• [Prompt] Write out the listing below without alteration, omitting its pictures.

• [Supplied records]
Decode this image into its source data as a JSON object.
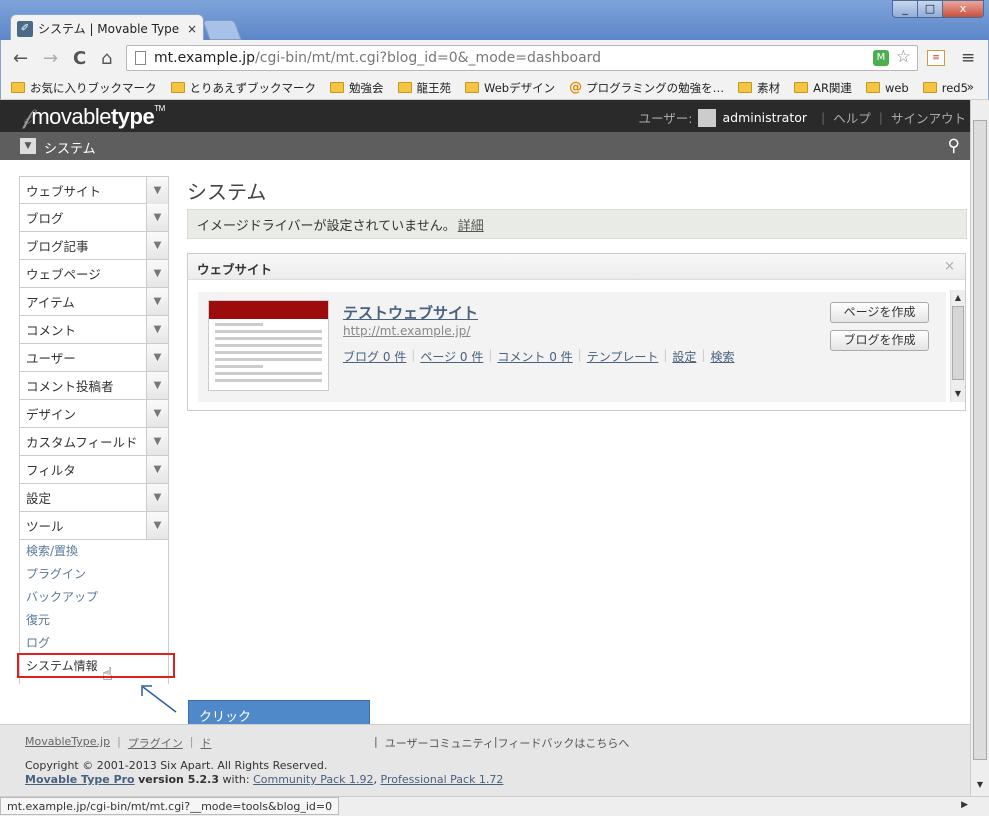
{
  "browser": {
    "tab_title": "システム | Movable Type Pro",
    "tab_close": "×",
    "url_host": "mt.example.jp",
    "url_path": "/cgi-bin/mt/mt.cgi?blog_id=0&_mode=dashboard",
    "window_controls": {
      "min": "_",
      "max": "□",
      "close": "x"
    },
    "nav": {
      "back": "←",
      "forward": "→",
      "reload": "C",
      "home": "⌂"
    },
    "bookmarks": [
      {
        "label": "お気に入りブックマーク",
        "icon": "folder"
      },
      {
        "label": "とりあえずブックマーク",
        "icon": "folder"
      },
      {
        "label": "勉強会",
        "icon": "folder"
      },
      {
        "label": "龍王苑",
        "icon": "folder"
      },
      {
        "label": "Webデザイン",
        "icon": "folder"
      },
      {
        "label": "プログラミングの勉強を…",
        "icon": "at"
      },
      {
        "label": "素材",
        "icon": "folder"
      },
      {
        "label": "AR関連",
        "icon": "folder"
      },
      {
        "label": "web",
        "icon": "folder"
      },
      {
        "label": "red5",
        "icon": "folder"
      }
    ],
    "bookmarks_more": "»",
    "status_url": "mt.example.jp/cgi-bin/mt/mt.cgi?__mode=tools&blog_id=0"
  },
  "header": {
    "logo_light": "movable",
    "logo_bold": "type",
    "logo_tm": "TM",
    "user_label": "ユーザー:",
    "username": "administrator",
    "help": "ヘルプ",
    "signout": "サインアウト",
    "scope": "システム"
  },
  "sidebar": {
    "items": [
      {
        "label": "ウェブサイト"
      },
      {
        "label": "ブログ"
      },
      {
        "label": "ブログ記事"
      },
      {
        "label": "ウェブページ"
      },
      {
        "label": "アイテム"
      },
      {
        "label": "コメント"
      },
      {
        "label": "ユーザー"
      },
      {
        "label": "コメント投稿者"
      },
      {
        "label": "デザイン"
      },
      {
        "label": "カスタムフィールド"
      },
      {
        "label": "フィルタ"
      },
      {
        "label": "設定"
      },
      {
        "label": "ツール"
      }
    ],
    "tools_submenu": [
      "検索/置換",
      "プラグイン",
      "バックアップ",
      "復元",
      "ログ",
      "システム情報"
    ]
  },
  "main": {
    "title": "システム",
    "message": "イメージドライバーが設定されていません。",
    "message_link": "詳細",
    "widget": {
      "title": "ウェブサイト",
      "close": "×",
      "site_name": "テストウェブサイト",
      "site_url": "http://mt.example.jp/",
      "links": [
        "ブログ 0 件",
        "ページ 0 件",
        "コメント 0 件",
        "テンプレート",
        "設定",
        "検索"
      ],
      "btn_create_page": "ページを作成",
      "btn_create_blog": "ブログを作成"
    }
  },
  "annotation": {
    "text": "クリック"
  },
  "footer": {
    "links_left": [
      "MovableType.jp",
      "プラグイン",
      "ド"
    ],
    "links_right": [
      "ユーザーコミュニティ",
      "フィードバックはこちらへ"
    ],
    "copyright": "Copyright © 2001-2013 Six Apart. All Rights Reserved.",
    "product": "Movable Type Pro",
    "version": "version 5.2.3",
    "with": "with:",
    "pack1": "Community Pack 1.92",
    "comma": ",",
    "pack2": "Professional Pack 1.72"
  }
}
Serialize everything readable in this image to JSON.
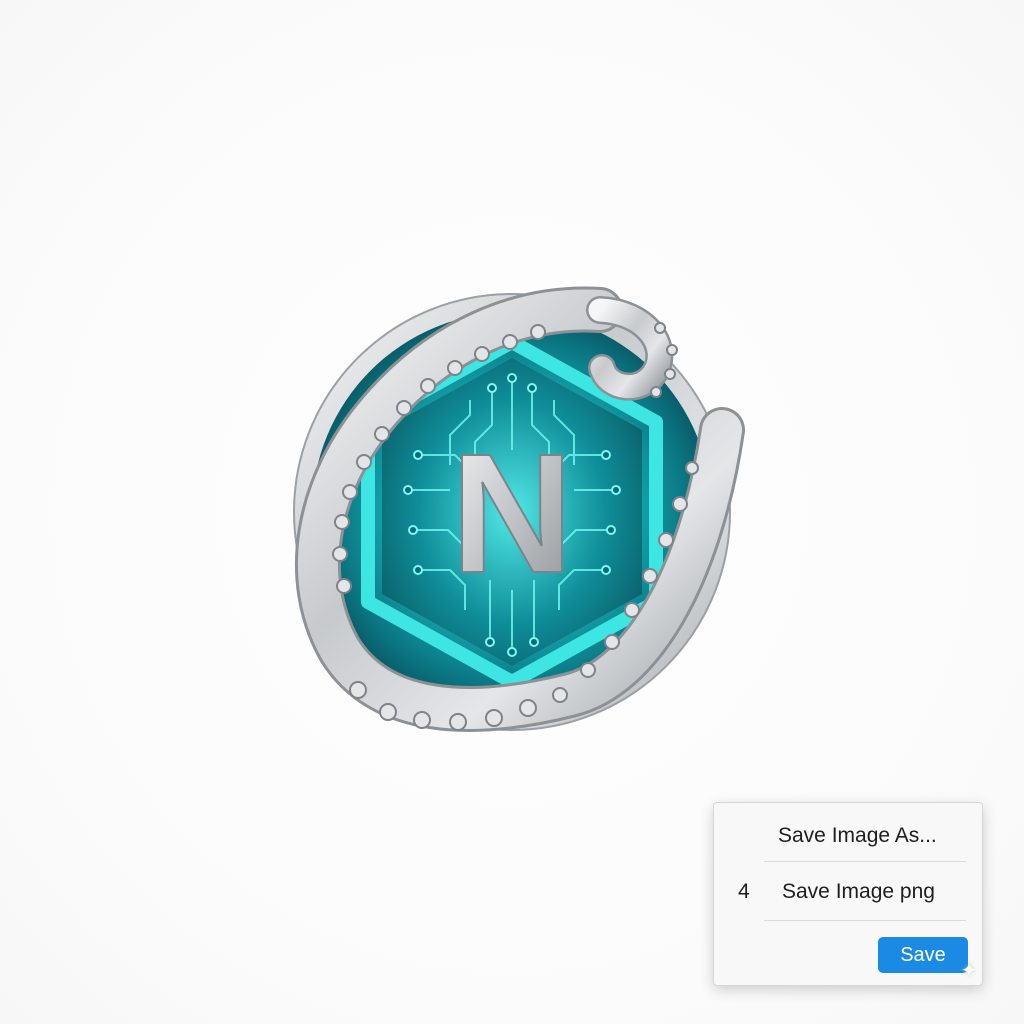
{
  "logo": {
    "letter": "N",
    "accent_color": "#1fd6d6",
    "dark_color": "#0a5f6a",
    "metal_color": "#c9ccd0"
  },
  "context_menu": {
    "items": [
      {
        "number": "",
        "label": "Save Image As..."
      },
      {
        "number": "4",
        "label": "Save Image png"
      }
    ],
    "save_button_label": "Save",
    "button_color": "#1a8ae5"
  },
  "overlay": {
    "icon": "sparkle-icon"
  }
}
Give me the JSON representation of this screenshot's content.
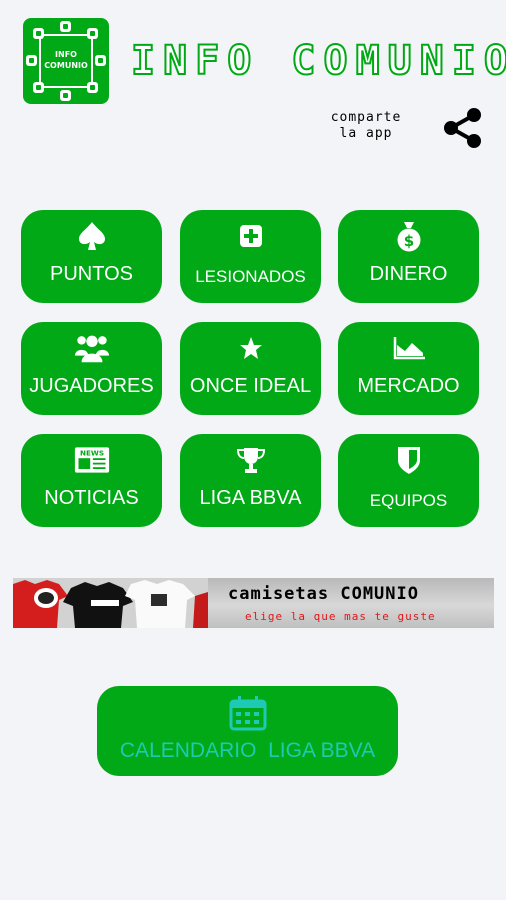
{
  "header": {
    "logo_line1": "INFO",
    "logo_line2": "COMUNIO",
    "title": "INFO COMUNIO",
    "share_line1": "comparte",
    "share_line2": "la app",
    "share_icon": "share-icon"
  },
  "menu": [
    {
      "label": "PUNTOS",
      "icon": "spade-icon"
    },
    {
      "label": "LESIONADOS",
      "icon": "medical-cross-icon"
    },
    {
      "label": "DINERO",
      "icon": "money-bag-icon"
    },
    {
      "label": "JUGADORES",
      "icon": "users-icon"
    },
    {
      "label": "ONCE IDEAL",
      "icon": "star-icon"
    },
    {
      "label": "MERCADO",
      "icon": "area-chart-icon"
    },
    {
      "label": "NOTICIAS",
      "icon": "newspaper-icon"
    },
    {
      "label": "LIGA BBVA",
      "icon": "trophy-icon"
    },
    {
      "label": "EQUIPOS",
      "icon": "shield-icon"
    }
  ],
  "banner": {
    "title": "camisetas COMUNIO",
    "subtitle": "elige la que mas te guste"
  },
  "calendar": {
    "label": "CALENDARIO  LIGA BBVA",
    "icon": "calendar-icon"
  },
  "colors": {
    "brand_green": "#00a915",
    "background": "#f3f4f8",
    "calendar_text": "#1ec9b5",
    "banner_subtitle": "#e01818"
  }
}
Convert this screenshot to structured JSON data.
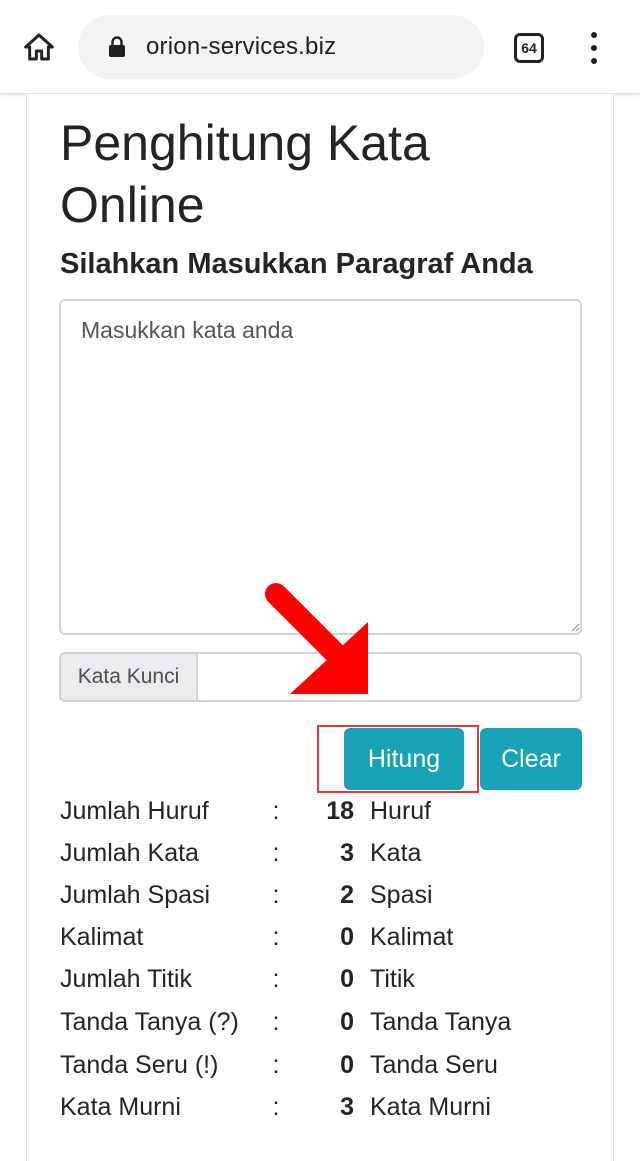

• [Output]
Decode this image into its source data as a JSON object.
{
  "browser": {
    "tab_title": "システム | Movable Type Pro",
    "tab_close": "×",
    "url_host": "mt.example.jp",
    "url_path": "/cgi-bin/mt/mt.cgi?blog_id=0&_mode=dashboard",
    "window_controls": {
      "min": "_",
      "max": "□",
      "close": "x"
    },
    "nav": {
      "back": "←",
      "forward": "→",
      "reload": "C",
      "home": "⌂"
    },
    "bookmarks": [
      {
        "label": "お気に入りブックマーク",
        "icon": "folder"
      },
      {
        "label": "とりあえずブックマーク",
        "icon": "folder"
      },
      {
        "label": "勉強会",
        "icon": "folder"
      },
      {
        "label": "龍王苑",
        "icon": "folder"
      },
      {
        "label": "Webデザイン",
        "icon": "folder"
      },
      {
        "label": "プログラミングの勉強を…",
        "icon": "at"
      },
      {
        "label": "素材",
        "icon": "folder"
      },
      {
        "label": "AR関連",
        "icon": "folder"
      },
      {
        "label": "web",
        "icon": "folder"
      },
      {
        "label": "red5",
        "icon": "folder"
      }
    ],
    "bookmarks_more": "»",
    "status_url": "mt.example.jp/cgi-bin/mt/mt.cgi?__mode=tools&blog_id=0"
  },
  "header": {
    "logo_light": "movable",
    "logo_bold": "type",
    "logo_tm": "TM",
    "user_label": "ユーザー:",
    "username": "administrator",
    "help": "ヘルプ",
    "signout": "サインアウト",
    "scope": "システム"
  },
  "sidebar": {
    "items": [
      {
        "label": "ウェブサイト"
      },
      {
        "label": "ブログ"
      },
      {
        "label": "ブログ記事"
      },
      {
        "label": "ウェブページ"
      },
      {
        "label": "アイテム"
      },
      {
        "label": "コメント"
      },
      {
        "label": "ユーザー"
      },
      {
        "label": "コメント投稿者"
      },
      {
        "label": "デザイン"
      },
      {
        "label": "カスタムフィールド"
      },
      {
        "label": "フィルタ"
      },
      {
        "label": "設定"
      },
      {
        "label": "ツール"
      }
    ],
    "tools_submenu": [
      "検索/置換",
      "プラグイン",
      "バックアップ",
      "復元",
      "ログ",
      "システム情報"
    ]
  },
  "main": {
    "title": "システム",
    "message": "イメージドライバーが設定されていません。",
    "message_link": "詳細",
    "widget": {
      "title": "ウェブサイト",
      "close": "×",
      "site_name": "テストウェブサイト",
      "site_url": "http://mt.example.jp/",
      "links": [
        "ブログ 0 件",
        "ページ 0 件",
        "コメント 0 件",
        "テンプレート",
        "設定",
        "検索"
      ],
      "btn_create_page": "ページを作成",
      "btn_create_blog": "ブログを作成"
    }
  },
  "annotation": {
    "text": "クリック"
  },
  "footer": {
    "links_left": [
      "MovableType.jp",
      "プラグイン",
      "ド"
    ],
    "links_right": [
      "ユーザーコミュニティ",
      "フィードバックはこちらへ"
    ],
    "copyright": "Copyright © 2001-2013 Six Apart. All Rights Reserved.",
    "product": "Movable Type Pro",
    "version": "version 5.2.3",
    "with": "with:",
    "pack1": "Community Pack 1.92",
    "comma": ",",
    "pack2": "Professional Pack 1.72"
  }
}
Serialize everything readable in this image to JSON.
{
  "logo": {
    "letter": "N",
    "accent_color": "#1fd6d6",
    "dark_color": "#0a5f6a",
    "metal_color": "#c9ccd0"
  },
  "context_menu": {
    "items": [
      {
        "number": "",
        "label": "Save Image As..."
      },
      {
        "number": "4",
        "label": "Save Image png"
      }
    ],
    "save_button_label": "Save",
    "button_color": "#1a8ae5"
  },
  "overlay": {
    "icon": "sparkle-icon"
  }
}
Give me the JSON representation of this screenshot's content.
{
  "header": {
    "logo_line1": "INFO",
    "logo_line2": "COMUNIO",
    "title": "INFO COMUNIO",
    "share_line1": "comparte",
    "share_line2": "la app",
    "share_icon": "share-icon"
  },
  "menu": [
    {
      "label": "PUNTOS",
      "icon": "spade-icon"
    },
    {
      "label": "LESIONADOS",
      "icon": "medical-cross-icon"
    },
    {
      "label": "DINERO",
      "icon": "money-bag-icon"
    },
    {
      "label": "JUGADORES",
      "icon": "users-icon"
    },
    {
      "label": "ONCE IDEAL",
      "icon": "star-icon"
    },
    {
      "label": "MERCADO",
      "icon": "area-chart-icon"
    },
    {
      "label": "NOTICIAS",
      "icon": "newspaper-icon"
    },
    {
      "label": "LIGA BBVA",
      "icon": "trophy-icon"
    },
    {
      "label": "EQUIPOS",
      "icon": "shield-icon"
    }
  ],
  "banner": {
    "title": "camisetas COMUNIO",
    "subtitle": "elige la que mas te guste"
  },
  "calendar": {
    "label": "CALENDARIO  LIGA BBVA",
    "icon": "calendar-icon"
  },
  "colors": {
    "brand_green": "#00a915",
    "background": "#f3f4f8",
    "calendar_text": "#1ec9b5",
    "banner_subtitle": "#e01818"
  }
}
Convert this screenshot to structured JSON data.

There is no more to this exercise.